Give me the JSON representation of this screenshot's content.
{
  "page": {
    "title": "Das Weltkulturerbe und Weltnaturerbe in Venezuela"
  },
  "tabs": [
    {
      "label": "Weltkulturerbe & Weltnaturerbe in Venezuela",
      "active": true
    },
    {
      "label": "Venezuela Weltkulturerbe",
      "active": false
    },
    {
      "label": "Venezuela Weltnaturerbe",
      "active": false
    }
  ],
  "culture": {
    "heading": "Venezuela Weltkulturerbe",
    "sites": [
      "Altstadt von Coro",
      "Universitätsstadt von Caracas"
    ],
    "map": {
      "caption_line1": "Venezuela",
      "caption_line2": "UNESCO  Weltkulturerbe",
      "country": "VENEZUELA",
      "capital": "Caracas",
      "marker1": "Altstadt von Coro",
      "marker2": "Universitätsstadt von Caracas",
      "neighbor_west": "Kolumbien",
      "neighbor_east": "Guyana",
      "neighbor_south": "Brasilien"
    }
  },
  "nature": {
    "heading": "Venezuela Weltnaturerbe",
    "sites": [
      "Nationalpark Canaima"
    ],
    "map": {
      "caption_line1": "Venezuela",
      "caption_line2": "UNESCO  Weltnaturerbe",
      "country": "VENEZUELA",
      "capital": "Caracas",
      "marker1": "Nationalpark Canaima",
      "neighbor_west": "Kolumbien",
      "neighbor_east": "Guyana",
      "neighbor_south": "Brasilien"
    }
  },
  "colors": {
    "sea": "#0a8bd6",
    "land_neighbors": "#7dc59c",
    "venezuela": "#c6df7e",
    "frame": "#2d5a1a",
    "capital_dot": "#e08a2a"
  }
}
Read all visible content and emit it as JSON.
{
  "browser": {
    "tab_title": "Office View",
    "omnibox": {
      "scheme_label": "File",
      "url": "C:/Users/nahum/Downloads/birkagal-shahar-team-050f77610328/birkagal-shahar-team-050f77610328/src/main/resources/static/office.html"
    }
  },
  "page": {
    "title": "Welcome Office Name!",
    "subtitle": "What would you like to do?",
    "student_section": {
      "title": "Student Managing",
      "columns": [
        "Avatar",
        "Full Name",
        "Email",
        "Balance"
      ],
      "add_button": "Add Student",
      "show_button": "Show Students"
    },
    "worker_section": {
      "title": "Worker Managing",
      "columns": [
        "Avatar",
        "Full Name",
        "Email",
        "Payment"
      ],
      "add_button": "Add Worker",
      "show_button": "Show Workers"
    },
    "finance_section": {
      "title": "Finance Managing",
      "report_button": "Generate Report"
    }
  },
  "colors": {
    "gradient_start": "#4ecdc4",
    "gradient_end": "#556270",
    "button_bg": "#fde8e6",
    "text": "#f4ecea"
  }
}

-------------------------

> [Short exercise]:
Repeat every record exactly as written, please.

> [The answer]:
Give me the JSON representation of this screenshot's content.
{
  "page": {
    "title": "Das Weltkulturerbe und Weltnaturerbe in Venezuela"
  },
  "tabs": [
    {
      "label": "Weltkulturerbe & Weltnaturerbe in Venezuela",
      "active": true
    },
    {
      "label": "Venezuela Weltkulturerbe",
      "active": false
    },
    {
      "label": "Venezuela Weltnaturerbe",
      "active": false
    }
  ],
  "culture": {
    "heading": "Venezuela Weltkulturerbe",
    "sites": [
      "Altstadt von Coro",
      "Universitätsstadt von Caracas"
    ],
    "map": {
      "caption_line1": "Venezuela",
      "caption_line2": "UNESCO  Weltkulturerbe",
      "country": "VENEZUELA",
      "capital": "Caracas",
      "marker1": "Altstadt von Coro",
      "marker2": "Universitätsstadt von Caracas",
      "neighbor_west": "Kolumbien",
      "neighbor_east": "Guyana",
      "neighbor_south": "Brasilien"
    }
  },
  "nature": {
    "heading": "Venezuela Weltnaturerbe",
    "sites": [
      "Nationalpark Canaima"
    ],
    "map": {
      "caption_line1": "Venezuela",
      "caption_line2": "UNESCO  Weltnaturerbe",
      "country": "VENEZUELA",
      "capital": "Caracas",
      "marker1": "Nationalpark Canaima",
      "neighbor_west": "Kolumbien",
      "neighbor_east": "Guyana",
      "neighbor_south": "Brasilien"
    }
  },
  "colors": {
    "sea": "#0a8bd6",
    "land_neighbors": "#7dc59c",
    "venezuela": "#c6df7e",
    "frame": "#2d5a1a",
    "capital_dot": "#e08a2a"
  }
}
Read all visible content and emit it as JSON.
{
  "browser": {
    "tab_title": "Office View",
    "omnibox": {
      "scheme_label": "File",
      "url": "C:/Users/nahum/Downloads/birkagal-shahar-team-050f77610328/birkagal-shahar-team-050f77610328/src/main/resources/static/office.html"
    }
  },
  "page": {
    "title": "Welcome Office Name!",
    "subtitle": "What would you like to do?",
    "student_section": {
      "title": "Student Managing",
      "columns": [
        "Avatar",
        "Full Name",
        "Email",
        "Balance"
      ],
      "add_button": "Add Student",
      "show_button": "Show Students"
    },
    "worker_section": {
      "title": "Worker Managing",
      "columns": [
        "Avatar",
        "Full Name",
        "Email",
        "Payment"
      ],
      "add_button": "Add Worker",
      "show_button": "Show Workers"
    },
    "finance_section": {
      "title": "Finance Managing",
      "report_button": "Generate Report"
    }
  },
  "colors": {
    "gradient_start": "#4ecdc4",
    "gradient_end": "#556270",
    "button_bg": "#fde8e6",
    "text": "#f4ecea"
  }
}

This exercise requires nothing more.